Please output the lines shown below exactly as they appear.

------------------------------------------------

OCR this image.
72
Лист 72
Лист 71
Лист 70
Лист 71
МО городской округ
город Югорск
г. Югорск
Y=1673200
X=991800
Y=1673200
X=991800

------------------------------------------------

- Answer below -
OCR this image.
72
Лист 72
Лист 71
Лист 70
Лист 71
МО городской округ
город Югорск
г. Югорск
Y=1673200
X=991800
Y=1673200
X=991800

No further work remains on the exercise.